- **AIM OF THE TASK**
Lines holding the string "JSON" are the ones to copy; find them all in the data.

- **ITEMS**

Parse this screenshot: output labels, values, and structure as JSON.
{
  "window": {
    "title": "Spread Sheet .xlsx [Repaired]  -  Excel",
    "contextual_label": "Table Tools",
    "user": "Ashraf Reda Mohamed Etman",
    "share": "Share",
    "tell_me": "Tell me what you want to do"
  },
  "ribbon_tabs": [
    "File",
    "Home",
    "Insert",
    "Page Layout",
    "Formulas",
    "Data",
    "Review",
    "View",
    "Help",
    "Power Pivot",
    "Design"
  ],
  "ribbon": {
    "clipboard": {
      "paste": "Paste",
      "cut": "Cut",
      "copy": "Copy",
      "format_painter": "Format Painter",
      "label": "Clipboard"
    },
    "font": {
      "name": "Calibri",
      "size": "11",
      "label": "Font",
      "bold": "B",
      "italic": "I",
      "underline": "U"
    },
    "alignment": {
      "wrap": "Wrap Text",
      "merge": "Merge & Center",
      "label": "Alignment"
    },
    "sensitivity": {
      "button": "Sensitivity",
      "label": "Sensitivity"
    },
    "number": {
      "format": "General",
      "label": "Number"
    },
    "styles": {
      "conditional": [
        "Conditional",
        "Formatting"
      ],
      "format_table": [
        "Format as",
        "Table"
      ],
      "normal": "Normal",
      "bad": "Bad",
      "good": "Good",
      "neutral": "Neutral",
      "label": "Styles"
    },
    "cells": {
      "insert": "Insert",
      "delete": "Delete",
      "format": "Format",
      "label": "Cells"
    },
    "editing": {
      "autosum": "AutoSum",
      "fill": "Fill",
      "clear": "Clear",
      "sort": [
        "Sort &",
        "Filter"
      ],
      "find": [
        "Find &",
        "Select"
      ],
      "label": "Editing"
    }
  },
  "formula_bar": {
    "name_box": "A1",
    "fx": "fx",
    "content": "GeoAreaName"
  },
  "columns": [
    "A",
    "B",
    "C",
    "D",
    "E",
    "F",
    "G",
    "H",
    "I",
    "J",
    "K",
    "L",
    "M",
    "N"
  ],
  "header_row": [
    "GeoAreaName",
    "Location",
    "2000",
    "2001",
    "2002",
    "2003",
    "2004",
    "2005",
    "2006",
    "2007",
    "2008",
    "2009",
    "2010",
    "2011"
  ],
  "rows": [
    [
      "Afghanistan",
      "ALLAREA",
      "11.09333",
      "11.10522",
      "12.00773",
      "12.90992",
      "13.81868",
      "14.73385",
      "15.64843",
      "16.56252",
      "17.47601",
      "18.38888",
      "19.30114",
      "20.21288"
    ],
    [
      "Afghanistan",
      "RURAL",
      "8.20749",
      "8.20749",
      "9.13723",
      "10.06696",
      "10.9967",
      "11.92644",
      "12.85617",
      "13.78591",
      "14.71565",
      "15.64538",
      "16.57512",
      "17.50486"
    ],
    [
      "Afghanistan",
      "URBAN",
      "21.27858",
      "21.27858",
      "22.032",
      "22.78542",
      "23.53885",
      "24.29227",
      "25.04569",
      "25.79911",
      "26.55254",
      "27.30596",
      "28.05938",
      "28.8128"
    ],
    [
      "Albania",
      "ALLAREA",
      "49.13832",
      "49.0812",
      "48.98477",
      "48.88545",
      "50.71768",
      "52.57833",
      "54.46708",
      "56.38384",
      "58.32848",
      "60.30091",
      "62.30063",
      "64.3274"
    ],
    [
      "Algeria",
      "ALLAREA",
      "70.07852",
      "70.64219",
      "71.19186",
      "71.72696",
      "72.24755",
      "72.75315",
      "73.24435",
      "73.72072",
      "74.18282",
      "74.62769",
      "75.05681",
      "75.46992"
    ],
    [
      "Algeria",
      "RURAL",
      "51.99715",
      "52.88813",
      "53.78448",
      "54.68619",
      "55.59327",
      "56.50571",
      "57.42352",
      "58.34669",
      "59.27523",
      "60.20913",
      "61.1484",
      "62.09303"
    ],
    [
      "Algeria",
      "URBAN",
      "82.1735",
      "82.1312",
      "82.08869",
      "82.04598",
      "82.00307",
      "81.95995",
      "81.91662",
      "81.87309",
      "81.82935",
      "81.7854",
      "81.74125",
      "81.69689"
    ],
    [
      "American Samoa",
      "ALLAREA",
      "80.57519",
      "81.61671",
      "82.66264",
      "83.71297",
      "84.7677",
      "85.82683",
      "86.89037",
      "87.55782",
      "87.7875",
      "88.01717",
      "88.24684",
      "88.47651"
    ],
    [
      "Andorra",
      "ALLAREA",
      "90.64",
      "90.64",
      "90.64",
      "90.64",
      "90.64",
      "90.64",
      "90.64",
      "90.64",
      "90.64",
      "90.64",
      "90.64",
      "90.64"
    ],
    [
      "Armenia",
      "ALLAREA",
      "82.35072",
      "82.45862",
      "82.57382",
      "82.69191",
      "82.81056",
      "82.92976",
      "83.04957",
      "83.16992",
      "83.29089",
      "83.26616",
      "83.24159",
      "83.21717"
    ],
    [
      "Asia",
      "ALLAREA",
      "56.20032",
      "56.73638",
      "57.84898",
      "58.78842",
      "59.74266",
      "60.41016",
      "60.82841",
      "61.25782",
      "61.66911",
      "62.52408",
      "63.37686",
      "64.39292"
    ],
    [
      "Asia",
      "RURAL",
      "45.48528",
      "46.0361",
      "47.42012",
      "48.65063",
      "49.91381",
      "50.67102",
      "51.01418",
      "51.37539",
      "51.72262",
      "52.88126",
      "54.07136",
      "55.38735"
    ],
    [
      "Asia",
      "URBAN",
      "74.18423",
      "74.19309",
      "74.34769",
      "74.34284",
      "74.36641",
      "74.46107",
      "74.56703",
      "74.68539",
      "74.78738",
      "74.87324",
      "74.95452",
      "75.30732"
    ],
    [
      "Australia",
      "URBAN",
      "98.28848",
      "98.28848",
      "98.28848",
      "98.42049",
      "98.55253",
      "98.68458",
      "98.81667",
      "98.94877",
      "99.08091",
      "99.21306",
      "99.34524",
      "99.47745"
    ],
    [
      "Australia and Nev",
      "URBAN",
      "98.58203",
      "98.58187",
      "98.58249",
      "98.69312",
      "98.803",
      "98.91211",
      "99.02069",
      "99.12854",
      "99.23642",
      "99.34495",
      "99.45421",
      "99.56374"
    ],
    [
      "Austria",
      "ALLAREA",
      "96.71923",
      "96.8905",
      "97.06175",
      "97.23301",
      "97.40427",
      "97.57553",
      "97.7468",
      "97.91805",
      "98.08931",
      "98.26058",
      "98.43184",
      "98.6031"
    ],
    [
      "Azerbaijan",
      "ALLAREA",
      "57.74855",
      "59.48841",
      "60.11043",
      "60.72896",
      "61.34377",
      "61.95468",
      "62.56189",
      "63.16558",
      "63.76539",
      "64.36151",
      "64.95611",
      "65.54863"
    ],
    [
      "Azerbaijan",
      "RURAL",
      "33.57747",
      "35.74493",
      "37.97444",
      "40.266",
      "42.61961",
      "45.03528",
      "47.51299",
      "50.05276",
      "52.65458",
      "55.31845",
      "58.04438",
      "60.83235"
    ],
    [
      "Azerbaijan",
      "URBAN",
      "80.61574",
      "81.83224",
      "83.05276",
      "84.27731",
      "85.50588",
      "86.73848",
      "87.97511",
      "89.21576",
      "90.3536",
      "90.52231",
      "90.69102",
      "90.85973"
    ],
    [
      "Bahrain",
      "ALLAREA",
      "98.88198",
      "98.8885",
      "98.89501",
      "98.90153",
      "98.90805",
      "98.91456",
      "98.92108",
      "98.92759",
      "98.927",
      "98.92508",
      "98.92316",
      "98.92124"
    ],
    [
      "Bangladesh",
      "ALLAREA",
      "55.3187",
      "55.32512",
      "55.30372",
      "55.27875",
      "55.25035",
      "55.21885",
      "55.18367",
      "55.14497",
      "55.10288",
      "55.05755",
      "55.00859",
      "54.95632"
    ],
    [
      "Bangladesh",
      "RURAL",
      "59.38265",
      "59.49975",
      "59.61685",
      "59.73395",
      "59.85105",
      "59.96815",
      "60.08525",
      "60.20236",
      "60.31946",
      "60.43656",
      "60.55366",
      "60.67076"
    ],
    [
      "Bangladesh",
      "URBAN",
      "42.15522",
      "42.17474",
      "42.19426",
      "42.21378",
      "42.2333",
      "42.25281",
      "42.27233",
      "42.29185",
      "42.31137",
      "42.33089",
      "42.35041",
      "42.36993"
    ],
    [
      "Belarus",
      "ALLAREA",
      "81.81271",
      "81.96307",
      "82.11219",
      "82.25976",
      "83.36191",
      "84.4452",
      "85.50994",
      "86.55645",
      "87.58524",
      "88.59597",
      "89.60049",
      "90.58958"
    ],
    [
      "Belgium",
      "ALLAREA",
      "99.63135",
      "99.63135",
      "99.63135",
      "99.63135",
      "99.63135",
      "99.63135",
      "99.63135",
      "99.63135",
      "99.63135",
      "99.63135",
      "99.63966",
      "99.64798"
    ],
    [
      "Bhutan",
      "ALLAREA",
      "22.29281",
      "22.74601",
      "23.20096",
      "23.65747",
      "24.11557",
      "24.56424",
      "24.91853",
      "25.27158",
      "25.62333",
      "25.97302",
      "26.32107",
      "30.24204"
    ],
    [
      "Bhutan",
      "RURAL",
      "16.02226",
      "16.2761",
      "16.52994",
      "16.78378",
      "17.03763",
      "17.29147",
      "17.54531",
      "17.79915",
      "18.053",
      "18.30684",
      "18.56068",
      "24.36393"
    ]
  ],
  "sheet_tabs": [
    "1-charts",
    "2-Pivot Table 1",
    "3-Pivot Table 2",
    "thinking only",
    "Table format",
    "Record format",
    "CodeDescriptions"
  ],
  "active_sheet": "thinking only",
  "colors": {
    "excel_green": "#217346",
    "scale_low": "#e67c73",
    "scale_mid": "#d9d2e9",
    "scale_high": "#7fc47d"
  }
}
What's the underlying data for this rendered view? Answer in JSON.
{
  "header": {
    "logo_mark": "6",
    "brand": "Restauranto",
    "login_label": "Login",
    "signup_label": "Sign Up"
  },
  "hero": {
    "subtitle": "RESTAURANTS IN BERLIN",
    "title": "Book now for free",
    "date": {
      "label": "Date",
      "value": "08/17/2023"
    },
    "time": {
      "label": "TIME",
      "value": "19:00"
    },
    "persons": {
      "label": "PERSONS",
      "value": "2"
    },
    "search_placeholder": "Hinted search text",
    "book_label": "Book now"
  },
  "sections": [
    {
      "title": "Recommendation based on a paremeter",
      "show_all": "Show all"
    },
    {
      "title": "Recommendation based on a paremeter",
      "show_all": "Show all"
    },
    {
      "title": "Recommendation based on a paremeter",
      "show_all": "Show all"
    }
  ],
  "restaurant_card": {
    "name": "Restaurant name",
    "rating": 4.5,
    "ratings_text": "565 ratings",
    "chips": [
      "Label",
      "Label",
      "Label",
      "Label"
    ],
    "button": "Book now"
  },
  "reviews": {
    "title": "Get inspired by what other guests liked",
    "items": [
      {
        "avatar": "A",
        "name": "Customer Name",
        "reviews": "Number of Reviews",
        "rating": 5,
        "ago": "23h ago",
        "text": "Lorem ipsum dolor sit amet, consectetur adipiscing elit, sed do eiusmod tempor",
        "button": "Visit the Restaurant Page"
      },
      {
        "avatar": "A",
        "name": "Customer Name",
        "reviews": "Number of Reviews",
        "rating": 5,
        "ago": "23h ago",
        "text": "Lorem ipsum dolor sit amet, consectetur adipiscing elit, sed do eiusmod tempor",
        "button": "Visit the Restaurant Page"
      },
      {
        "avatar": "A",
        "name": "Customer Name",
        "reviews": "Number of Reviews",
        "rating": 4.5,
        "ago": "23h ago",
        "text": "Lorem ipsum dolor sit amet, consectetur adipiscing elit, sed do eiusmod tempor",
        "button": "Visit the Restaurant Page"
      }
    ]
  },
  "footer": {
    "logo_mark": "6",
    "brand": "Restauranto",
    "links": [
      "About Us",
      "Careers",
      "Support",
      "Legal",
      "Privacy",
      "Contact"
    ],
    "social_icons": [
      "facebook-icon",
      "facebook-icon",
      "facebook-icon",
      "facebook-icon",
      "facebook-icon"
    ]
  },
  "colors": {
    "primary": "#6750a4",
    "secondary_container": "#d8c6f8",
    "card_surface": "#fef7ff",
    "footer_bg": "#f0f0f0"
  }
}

- **SOLVED PROBLEM**
Parse this screenshot: output labels, values, and structure as JSON.
What's the underlying data for this rendered view? Answer in JSON.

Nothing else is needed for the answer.